(Supplied material)
- - - - -
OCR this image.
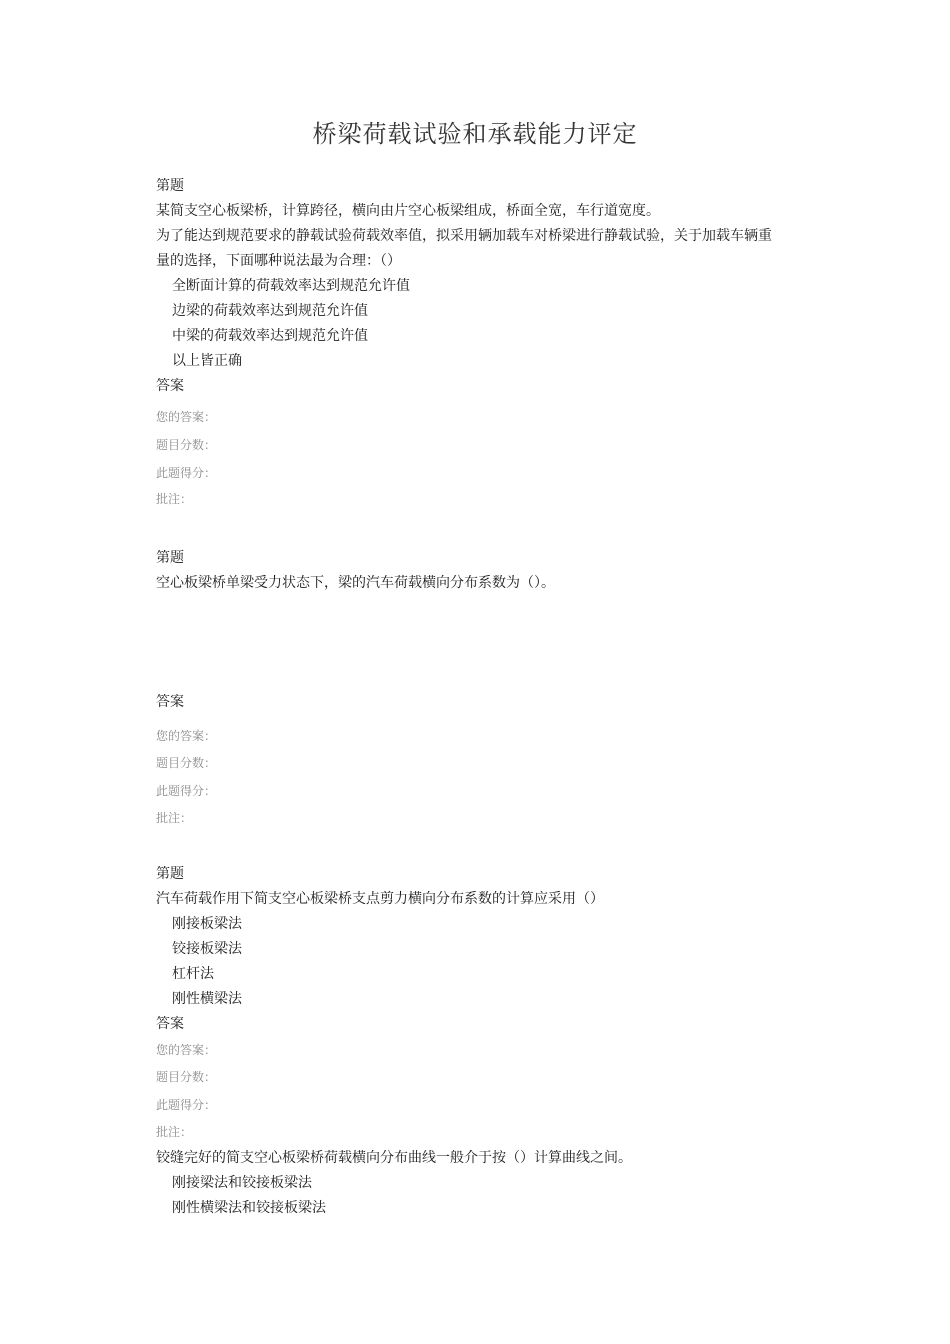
桥梁荷载试验和承载能力评定
第题
某简支空心板梁桥，计算跨径，横向由片空心板梁组成，桥面全宽，车行道宽度。
为了能达到规范要求的静载试验荷载效率值，拟采用辆加载车对桥梁进行静载试验，关于加载车辆重量的选择，下面哪种说法最为合理：（）
全断面计算的荷载效率达到规范允许值
边梁的荷载效率达到规范允许值
中梁的荷载效率达到规范允许值
以上皆正确
答案
您的答案：
题目分数：
此题得分：
批注：
第题
空心板梁桥单梁受力状态下，梁的汽车荷载横向分布系数为（）。
答案
您的答案：
题目分数：
此题得分：
批注：
第题
汽车荷载作用下简支空心板梁桥支点剪力横向分布系数的计算应采用（）
刚接板梁法
铰接板梁法
杠杆法
刚性横梁法
答案
您的答案：
题目分数：
此题得分：
批注：
铰缝完好的简支空心板梁桥荷载横向分布曲线一般介于按（）计算曲线之间。
刚接梁法和铰接板梁法
刚性横梁法和铰接板梁法
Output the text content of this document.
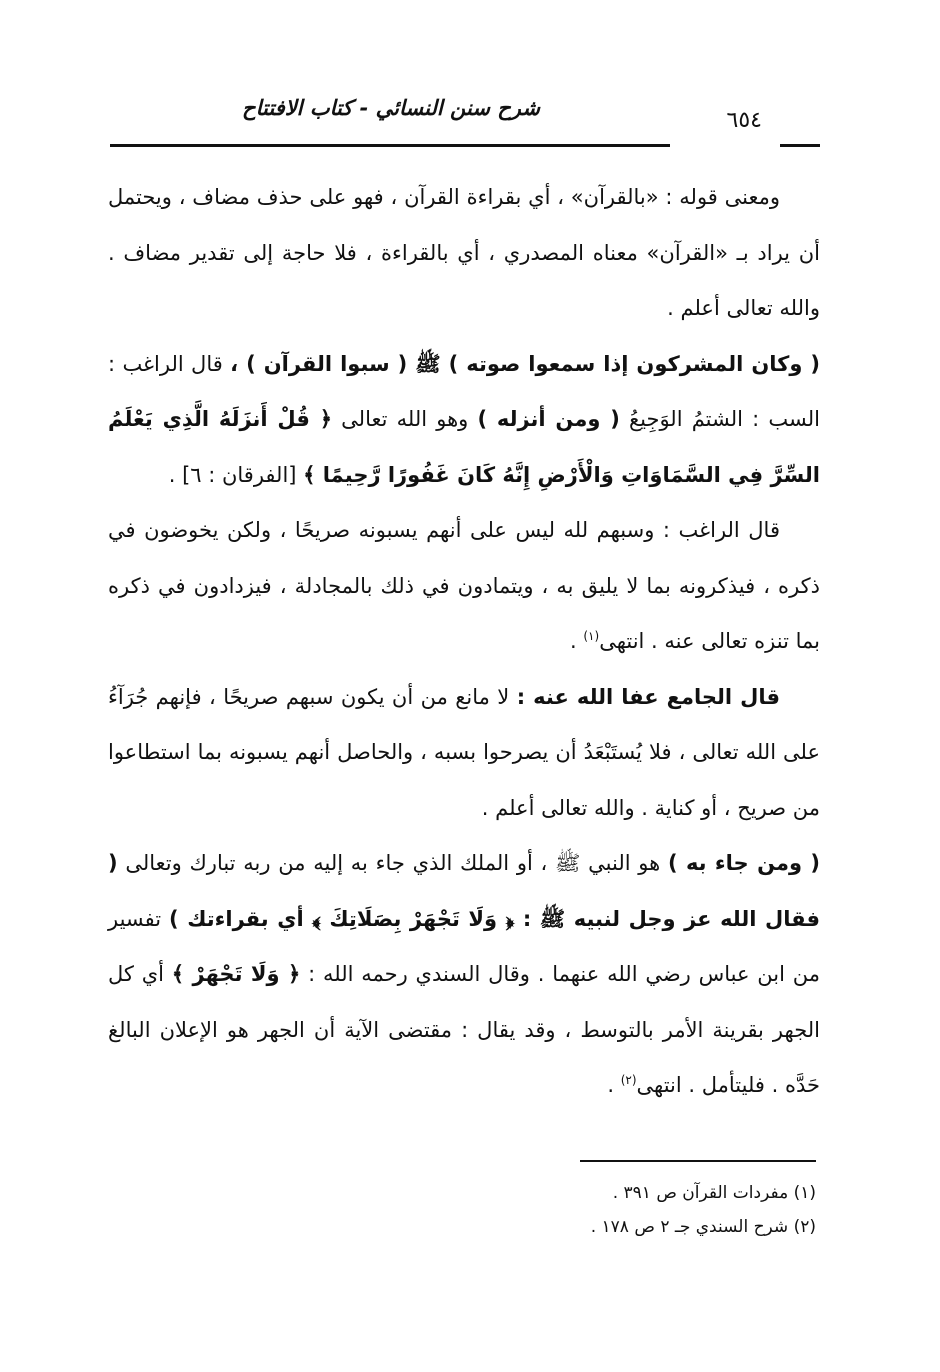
شرح سنن النسائي - كتاب الافتتاح	٦٥٤

ومعنى قوله : «بالقرآن» ، أي بقراءة القرآن ، فهو على حذف مضاف ، ويحتمل أن يراد بـ «القرآن» معناه المصدري ، أي بالقراءة ، فلا حاجة إلى تقدير مضاف . والله تعالى أعلم .

( وكان المشركون إذا سمعوا صوته ) ﷺ ( سبوا القرآن ) ، قال الراغب : السب : الشتمُ الوَجِيعُ ( ومن أنزله ) وهو الله تعالى ﴿ قُلْ أَنزَلَهُ الَّذِي يَعْلَمُ السِّرَّ فِي السَّمَاوَاتِ وَالْأَرْضِ إِنَّهُ كَانَ غَفُورًا رَّحِيمًا ﴾ [الفرقان : ٦] .

قال الراغب : وسبهم لله ليس على أنهم يسبونه صريحًا ، ولكن يخوضون في ذكره ، فيذكرونه بما لا يليق به ، ويتمادون في ذلك بالمجادلة ، فيزدادون في ذكره بما تنزه تعالى عنه . انتهى$^{(١)}$ .

قال الجامع عفا الله عنه : لا مانع من أن يكون سبهم صريحًا ، فإنهم جُرَآءُ على الله تعالى ، فلا يُستَبْعَدُ أن يصرحوا بسبه ، والحاصل أنهم يسبونه بما استطاعوا من صريح ، أو كناية . والله تعالى أعلم .

( ومن جاء به ) هو النبي ﷺ ، أو الملك الذي جاء به إليه من ربه تبارك وتعالى ( فقال الله عز وجل لنبيه ﷺ : ﴿ وَلَا تَجْهَرْ بِصَلَاتِكَ ﴾ أي بقراءتك ) تفسير من ابن عباس رضي الله عنهما . وقال السندي رحمه الله : ﴿ وَلَا تَجْهَرْ ﴾ أي كل الجهر بقرينة الأمر بالتوسط ، وقد يقال : مقتضى الآية أن الجهر هو الإعلان البالغ حَدَّه . فليتأمل . انتهى$^{(٢)}$ .

(١) مفردات القرآن ص ٣٩١ .

(٢) شرح السندي جـ ٢ ص ١٧٨ .
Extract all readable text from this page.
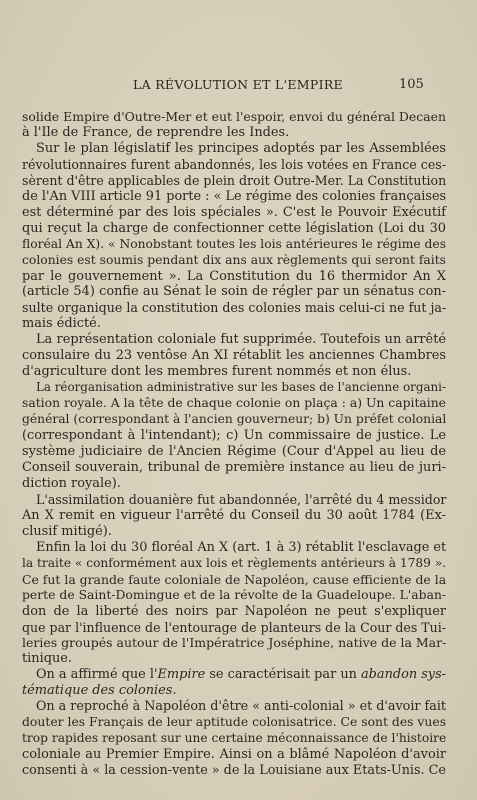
LA RÉVOLUTION ET L'EMPIRE	105
solide Empire d'Outre-Mer et eut l'espoir, envoi du général Decaen
à l'Ile de France, de reprendre les Indes.
Sur le plan législatif les principes adoptés par les Assemblées
révolutionnaires furent abandonnés, les lois votées en France ces-
sèrent d'être applicables de plein droit Outre-Mer. La Constitution
de l'An VIII article 91 porte : « Le régime des colonies françaises
est déterminé par des lois spéciales ». C'est le Pouvoir Exécutif
qui reçut la charge de confectionner cette législation (Loi du 30
floréal An X). « Nonobstant toutes les lois antérieures le régime des
colonies est soumis pendant dix ans aux règlements qui seront faits
par le gouvernement ». La Constitution du 16 thermidor An X
(article 54) confie au Sénat le soin de régler par un sénatus con-
sulte organique la constitution des colonies mais celui-ci ne fut ja-
mais édicté.
La représentation coloniale fut supprimée. Toutefois un arrêté
consulaire du 23 ventôse An XI rétablit les anciennes Chambres
d'agriculture dont les membres furent nommés et non élus.
La réorganisation administrative sur les bases de l'ancienne organi-
sation royale. A la tête de chaque colonie on plaça : a) Un capitaine
général (correspondant à l'ancien gouverneur; b) Un préfet colonial
(correspondant à l'intendant); c) Un commissaire de justice. Le
système judiciaire de l'Ancien Régime (Cour d'Appel au lieu de
Conseil souverain, tribunal de première instance au lieu de juri-
diction royale).
L'assimilation douanière fut abandonnée, l'arrêté du 4 messidor
An X remit en vigueur l'arrêté du Conseil du 30 août 1784 (Ex-
clusif mitigé).
Enfin la loi du 30 floréal An X (art. 1 à 3) rétablit l'esclavage et
la traite « conformément aux lois et règlements antérieurs à 1789 ».
Ce fut la grande faute coloniale de Napoléon, cause efficiente de la
perte de Saint-Domingue et de la révolte de la Guadeloupe. L'aban-
don de la liberté des noirs par Napoléon ne peut s'expliquer
que par l'influence de l'entourage de planteurs de la Cour des Tui-
leries groupés autour de l'Impératrice Joséphine, native de la Mar-
tinique.
On a affirmé que l'Empire se caractérisait par un abandon sys-
tématique des colonies.
On a reproché à Napoléon d'être « anti-colonial » et d'avoir fait
douter les Français de leur aptitude colonisatrice. Ce sont des vues
trop rapides reposant sur une certaine méconnaissance de l'histoire
coloniale au Premier Empire. Ainsi on a blâmé Napoléon d'avoir
consenti à « la cession-vente » de la Louisiane aux Etats-Unis. Ce
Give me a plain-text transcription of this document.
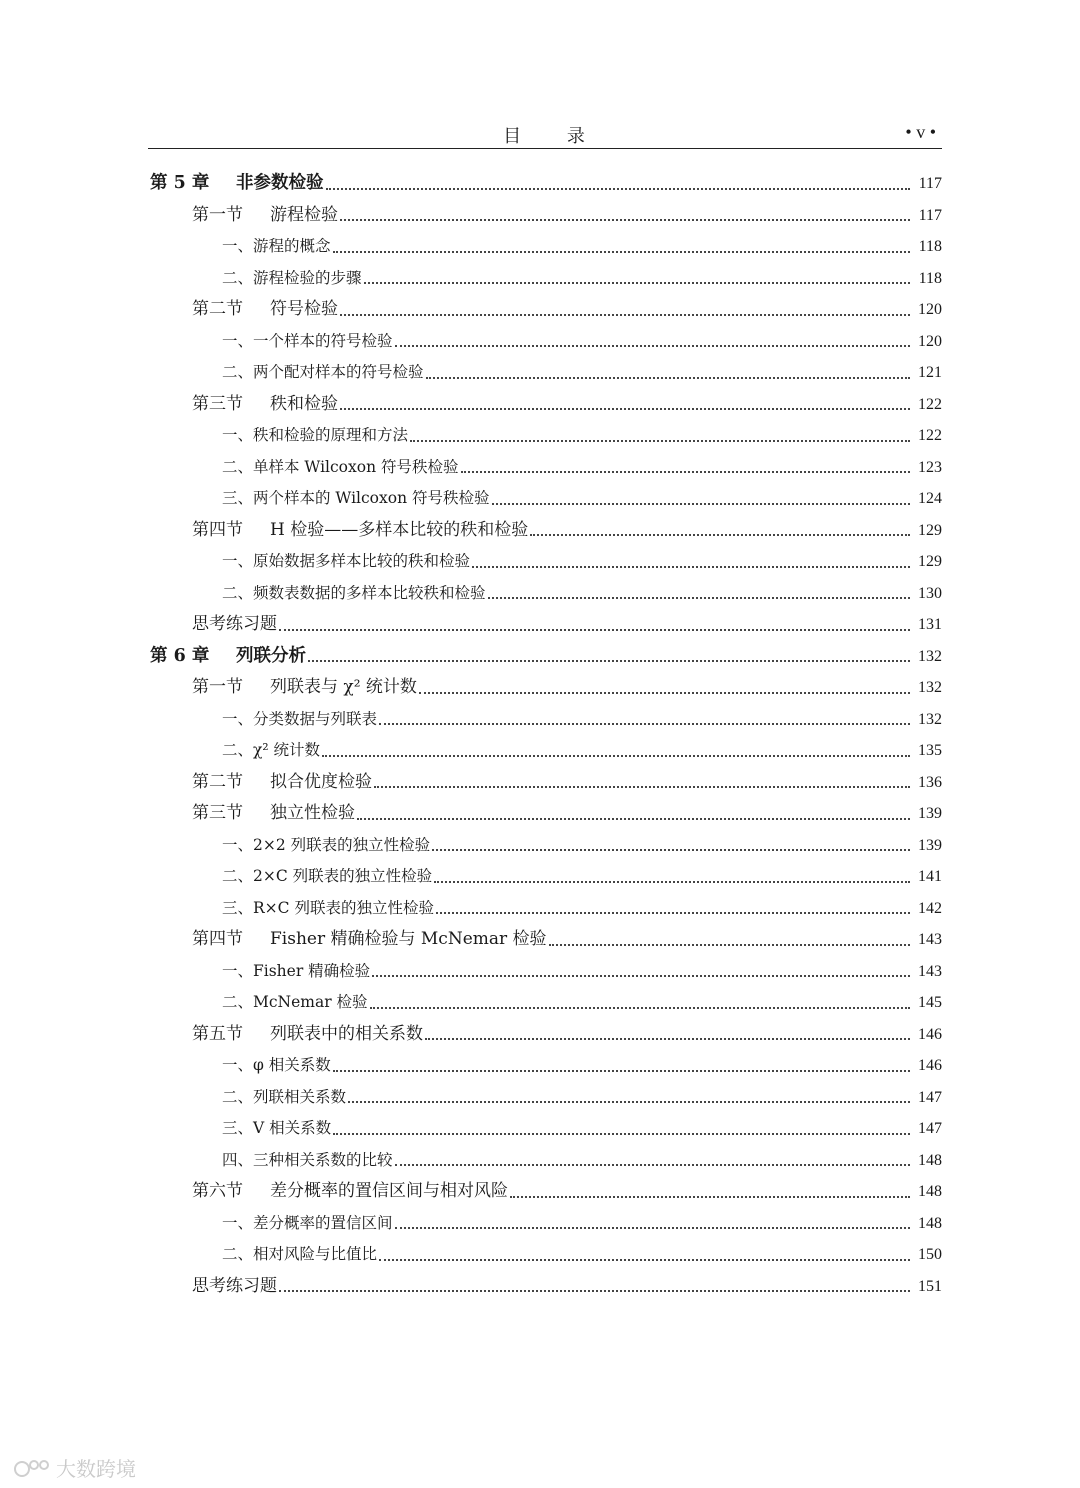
目 录	• v •
第 5 章	非参数检验	117
第一节	游程检验	117
一、游程的概念	118
二、游程检验的步骤	118
第二节	符号检验	120
一、一个样本的符号检验	120
二、两个配对样本的符号检验	121
第三节	秩和检验	122
一、秩和检验的原理和方法	122
二、单样本 Wilcoxon 符号秩检验	123
三、两个样本的 Wilcoxon 符号秩检验	124
第四节	H 检验——多样本比较的秩和检验	129
一、原始数据多样本比较的秩和检验	129
二、频数表数据的多样本比较秩和检验	130
思考练习题	131
第 6 章	列联分析	132
第一节	列联表与 χ² 统计数	132
一、分类数据与列联表	132
二、χ² 统计数	135
第二节	拟合优度检验	136
第三节	独立性检验	139
一、2×2 列联表的独立性检验	139
二、2×C 列联表的独立性检验	141
三、R×C 列联表的独立性检验	142
第四节	Fisher 精确检验与 McNemar 检验	143
一、Fisher 精确检验	143
二、McNemar 检验	145
第五节	列联表中的相关系数	146
一、φ 相关系数	146
二、列联相关系数	147
三、V 相关系数	147
四、三种相关系数的比较	148
第六节	差分概率的置信区间与相对风险	148
一、差分概率的置信区间	148
二、相对风险与比值比	150
思考练习题	151
大数跨境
- - - - -
(Work instructions)
Repeat verbatim all the material, but not the pictures.

(Reply to the task)
OCR this image.
桥梁荷载试验和承载能力评定
第题
某简支空心板梁桥，计算跨径，横向由片空心板梁组成，桥面全宽，车行道宽度。
为了能达到规范要求的静载试验荷载效率值，拟采用辆加载车对桥梁进行静载试验，关于加载车辆重量的选择，下面哪种说法最为合理：（）
全断面计算的荷载效率达到规范允许值
边梁的荷载效率达到规范允许值
中梁的荷载效率达到规范允许值
以上皆正确
答案
您的答案：
题目分数：
此题得分：
批注：
第题
空心板梁桥单梁受力状态下，梁的汽车荷载横向分布系数为（）。
答案
您的答案：
题目分数：
此题得分：
批注：
第题
汽车荷载作用下简支空心板梁桥支点剪力横向分布系数的计算应采用（）
刚接板梁法
铰接板梁法
杠杆法
刚性横梁法
答案
您的答案：
题目分数：
此题得分：
批注：
铰缝完好的简支空心板梁桥荷载横向分布曲线一般介于按（）计算曲线之间。
刚接梁法和铰接板梁法
刚性横梁法和铰接板梁法
Output the text content of this document.
شرح سنن النسائي - كتاب الافتتاح	٦٥٤

ومعنى قوله : «بالقرآن» ، أي بقراءة القرآن ، فهو على حذف مضاف ، ويحتمل أن يراد بـ «القرآن» معناه المصدري ، أي بالقراءة ، فلا حاجة إلى تقدير مضاف . والله تعالى أعلم .

( وكان المشركون إذا سمعوا صوته ) ﷺ ( سبوا القرآن ) ، قال الراغب : السب : الشتمُ الوَجِيعُ ( ومن أنزله ) وهو الله تعالى ﴿ قُلْ أَنزَلَهُ الَّذِي يَعْلَمُ السِّرَّ فِي السَّمَاوَاتِ وَالْأَرْضِ إِنَّهُ كَانَ غَفُورًا رَّحِيمًا ﴾ [الفرقان : ٦] .

قال الراغب : وسبهم لله ليس على أنهم يسبونه صريحًا ، ولكن يخوضون في ذكره ، فيذكرونه بما لا يليق به ، ويتمادون في ذلك بالمجادلة ، فيزدادون في ذكره بما تنزه تعالى عنه . انتهى$^{(١)}$ .

قال الجامع عفا الله عنه : لا مانع من أن يكون سبهم صريحًا ، فإنهم جُرَآءُ على الله تعالى ، فلا يُستَبْعَدُ أن يصرحوا بسبه ، والحاصل أنهم يسبونه بما استطاعوا من صريح ، أو كناية . والله تعالى أعلم .

( ومن جاء به ) هو النبي ﷺ ، أو الملك الذي جاء به إليه من ربه تبارك وتعالى ( فقال الله عز وجل لنبيه ﷺ : ﴿ وَلَا تَجْهَرْ بِصَلَاتِكَ ﴾ أي بقراءتك ) تفسير من ابن عباس رضي الله عنهما . وقال السندي رحمه الله : ﴿ وَلَا تَجْهَرْ ﴾ أي كل الجهر بقرينة الأمر بالتوسط ، وقد يقال : مقتضى الآية أن الجهر هو الإعلان البالغ حَدَّه . فليتأمل . انتهى$^{(٢)}$ .

(١) مفردات القرآن ص ٣٩١ .

(٢) شرح السندي جـ ٢ ص ١٧٨ .
Extract all readable text from this page.
LA RÉVOLUTION ET L'EMPIRE	105
solide Empire d'Outre-Mer et eut l'espoir, envoi du général Decaen
à l'Ile de France, de reprendre les Indes.
Sur le plan législatif les principes adoptés par les Assemblées
révolutionnaires furent abandonnés, les lois votées en France ces-
sèrent d'être applicables de plein droit Outre-Mer. La Constitution
de l'An VIII article 91 porte : « Le régime des colonies françaises
est déterminé par des lois spéciales ». C'est le Pouvoir Exécutif
qui reçut la charge de confectionner cette législation (Loi du 30
floréal An X). « Nonobstant toutes les lois antérieures le régime des
colonies est soumis pendant dix ans aux règlements qui seront faits
par le gouvernement ». La Constitution du 16 thermidor An X
(article 54) confie au Sénat le soin de régler par un sénatus con-
sulte organique la constitution des colonies mais celui-ci ne fut ja-
mais édicté.
La représentation coloniale fut supprimée. Toutefois un arrêté
consulaire du 23 ventôse An XI rétablit les anciennes Chambres
d'agriculture dont les membres furent nommés et non élus.
La réorganisation administrative sur les bases de l'ancienne organi-
sation royale. A la tête de chaque colonie on plaça : a) Un capitaine
général (correspondant à l'ancien gouverneur; b) Un préfet colonial
(correspondant à l'intendant); c) Un commissaire de justice. Le
système judiciaire de l'Ancien Régime (Cour d'Appel au lieu de
Conseil souverain, tribunal de première instance au lieu de juri-
diction royale).
L'assimilation douanière fut abandonnée, l'arrêté du 4 messidor
An X remit en vigueur l'arrêté du Conseil du 30 août 1784 (Ex-
clusif mitigé).
Enfin la loi du 30 floréal An X (art. 1 à 3) rétablit l'esclavage et
la traite « conformément aux lois et règlements antérieurs à 1789 ».
Ce fut la grande faute coloniale de Napoléon, cause efficiente de la
perte de Saint-Domingue et de la révolte de la Guadeloupe. L'aban-
don de la liberté des noirs par Napoléon ne peut s'expliquer
que par l'influence de l'entourage de planteurs de la Cour des Tui-
leries groupés autour de l'Impératrice Joséphine, native de la Mar-
tinique.
On a affirmé que l'Empire se caractérisait par un abandon sys-
tématique des colonies.
On a reproché à Napoléon d'être « anti-colonial » et d'avoir fait
douter les Français de leur aptitude colonisatrice. Ce sont des vues
trop rapides reposant sur une certaine méconnaissance de l'histoire
coloniale au Premier Empire. Ainsi on a blâmé Napoléon d'avoir
consenti à « la cession-vente » de la Louisiane aux Etats-Unis. Ce
Give me a plain-text transcription of this document.
目 录	• v •
第 5 章	非参数检验	117
第一节	游程检验	117
一、游程的概念	118
二、游程检验的步骤	118
第二节	符号检验	120
一、一个样本的符号检验	120
二、两个配对样本的符号检验	121
第三节	秩和检验	122
一、秩和检验的原理和方法	122
二、单样本 Wilcoxon 符号秩检验	123
三、两个样本的 Wilcoxon 符号秩检验	124
第四节	H 检验——多样本比较的秩和检验	129
一、原始数据多样本比较的秩和检验	129
二、频数表数据的多样本比较秩和检验	130
思考练习题	131
第 6 章	列联分析	132
第一节	列联表与 χ² 统计数	132
一、分类数据与列联表	132
二、χ² 统计数	135
第二节	拟合优度检验	136
第三节	独立性检验	139
一、2×2 列联表的独立性检验	139
二、2×C 列联表的独立性检验	141
三、R×C 列联表的独立性检验	142
第四节	Fisher 精确检验与 McNemar 检验	143
一、Fisher 精确检验	143
二、McNemar 检验	145
第五节	列联表中的相关系数	146
一、φ 相关系数	146
二、列联相关系数	147
三、V 相关系数	147
四、三种相关系数的比较	148
第六节	差分概率的置信区间与相对风险	148
一、差分概率的置信区间	148
二、相对风险与比值比	150
思考练习题	151
大数跨境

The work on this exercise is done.